Collected data:
>>
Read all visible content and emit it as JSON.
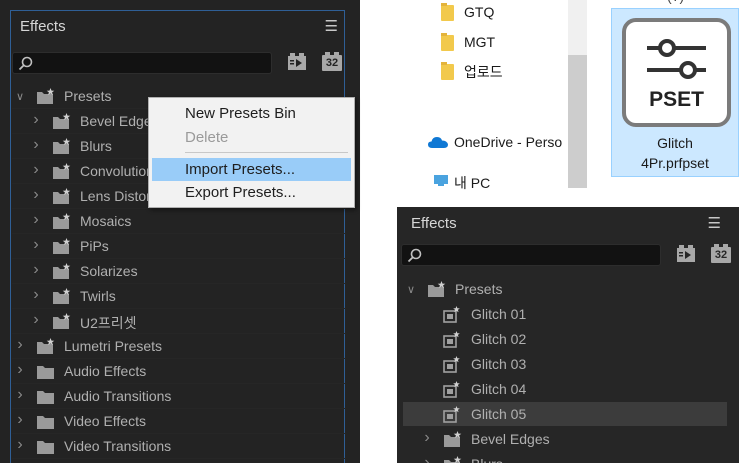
{
  "left_panel": {
    "title": "Effects",
    "menu_icon": "hamburger-menu-icon",
    "toolbar": {
      "accelerated_icon": "accelerated-effects-icon",
      "bit32_label": "32"
    },
    "items": [
      {
        "label": "Presets",
        "level": 0,
        "expanded": true,
        "icon": "preset-bin-icon"
      },
      {
        "label": "Bevel Edges",
        "level": 1,
        "expanded": false,
        "icon": "preset-bin-icon"
      },
      {
        "label": "Blurs",
        "level": 1,
        "expanded": false,
        "icon": "preset-bin-icon"
      },
      {
        "label": "Convolution",
        "level": 1,
        "expanded": false,
        "icon": "preset-bin-icon"
      },
      {
        "label": "Lens Distortion",
        "level": 1,
        "expanded": false,
        "icon": "preset-bin-icon"
      },
      {
        "label": "Mosaics",
        "level": 1,
        "expanded": false,
        "icon": "preset-bin-icon"
      },
      {
        "label": "PiPs",
        "level": 1,
        "expanded": false,
        "icon": "preset-bin-icon"
      },
      {
        "label": "Solarizes",
        "level": 1,
        "expanded": false,
        "icon": "preset-bin-icon"
      },
      {
        "label": "Twirls",
        "level": 1,
        "expanded": false,
        "icon": "preset-bin-icon"
      },
      {
        "label": "U2프리셋",
        "level": 1,
        "expanded": false,
        "icon": "preset-bin-icon"
      },
      {
        "label": "Lumetri Presets",
        "level": 0,
        "expanded": false,
        "icon": "preset-bin-icon"
      },
      {
        "label": "Audio Effects",
        "level": 0,
        "expanded": false,
        "icon": "folder-icon"
      },
      {
        "label": "Audio Transitions",
        "level": 0,
        "expanded": false,
        "icon": "folder-icon"
      },
      {
        "label": "Video Effects",
        "level": 0,
        "expanded": false,
        "icon": "folder-icon"
      },
      {
        "label": "Video Transitions",
        "level": 0,
        "expanded": false,
        "icon": "folder-icon"
      }
    ]
  },
  "context_menu": {
    "items": [
      {
        "label": "New Presets Bin",
        "disabled": false,
        "highlighted": false
      },
      {
        "label": "Delete",
        "disabled": true,
        "highlighted": false
      },
      {
        "label": "Import Presets...",
        "disabled": false,
        "highlighted": true
      },
      {
        "label": "Export Presets...",
        "disabled": false,
        "highlighted": false
      }
    ]
  },
  "explorer": {
    "folders": [
      "GTQ",
      "MGT",
      "업로드"
    ],
    "onedrive_label": "OneDrive - Perso",
    "pc_label": "내 PC",
    "file": {
      "icon_label": "PSET",
      "name_line1": "Glitch",
      "name_line2": "4Pr.prfpset",
      "partial_top": "(?)"
    }
  },
  "right_panel": {
    "title": "Effects",
    "toolbar": {
      "bit32_label": "32"
    },
    "items": [
      {
        "label": "Presets",
        "level": 0,
        "expanded": true,
        "icon": "preset-bin-icon",
        "selected": false
      },
      {
        "label": "Glitch 01",
        "level": 1,
        "icon": "preset-icon",
        "selected": false
      },
      {
        "label": "Glitch 02",
        "level": 1,
        "icon": "preset-icon",
        "selected": false
      },
      {
        "label": "Glitch 03",
        "level": 1,
        "icon": "preset-icon",
        "selected": false
      },
      {
        "label": "Glitch 04",
        "level": 1,
        "icon": "preset-icon",
        "selected": false
      },
      {
        "label": "Glitch 05",
        "level": 1,
        "icon": "preset-icon",
        "selected": true
      },
      {
        "label": "Bevel Edges",
        "level": 1,
        "expanded": false,
        "icon": "preset-bin-icon",
        "selected": false
      },
      {
        "label": "Blurs",
        "level": 1,
        "expanded": false,
        "icon": "preset-bin-icon",
        "selected": false
      }
    ]
  }
}
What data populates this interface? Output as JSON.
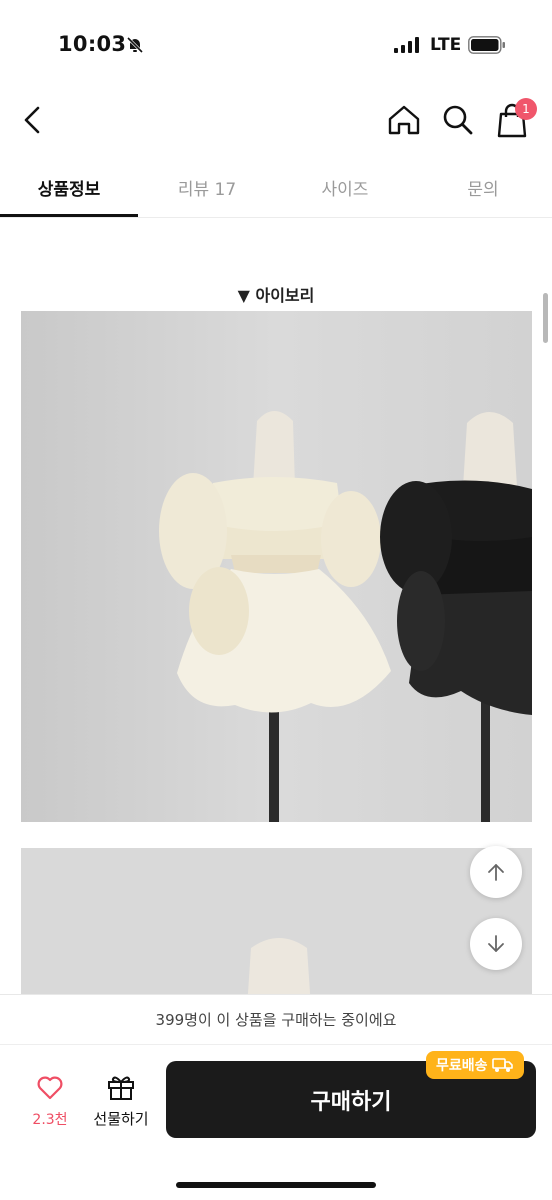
{
  "status_bar": {
    "time": "10:03",
    "network": "LTE"
  },
  "header": {
    "cart_count": "1"
  },
  "tabs": [
    {
      "label": "상품정보",
      "active": true
    },
    {
      "label": "리뷰 17",
      "active": false
    },
    {
      "label": "사이즈",
      "active": false
    },
    {
      "label": "문의",
      "active": false
    }
  ],
  "content": {
    "color_option_label": "▼ 아이보리"
  },
  "purchase_notice": "399명이 이 상품을 구매하는 중이에요",
  "bottom_bar": {
    "like_count": "2.3천",
    "gift_label": "선물하기",
    "buy_label": "구매하기",
    "free_shipping_badge": "무료배송"
  },
  "colors": {
    "accent": "#f0566b",
    "buy_button": "#1b1b1b",
    "badge": "#ffb31a"
  }
}
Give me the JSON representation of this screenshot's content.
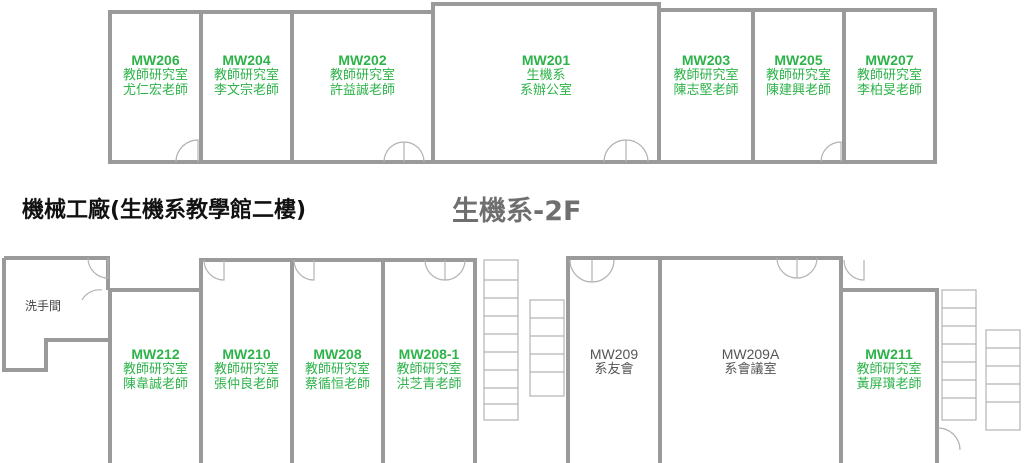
<<
Your goal:
Looking at the data above, how many lines hold the word "Presets"? Respond with the number alone.

Solution to the problem:
6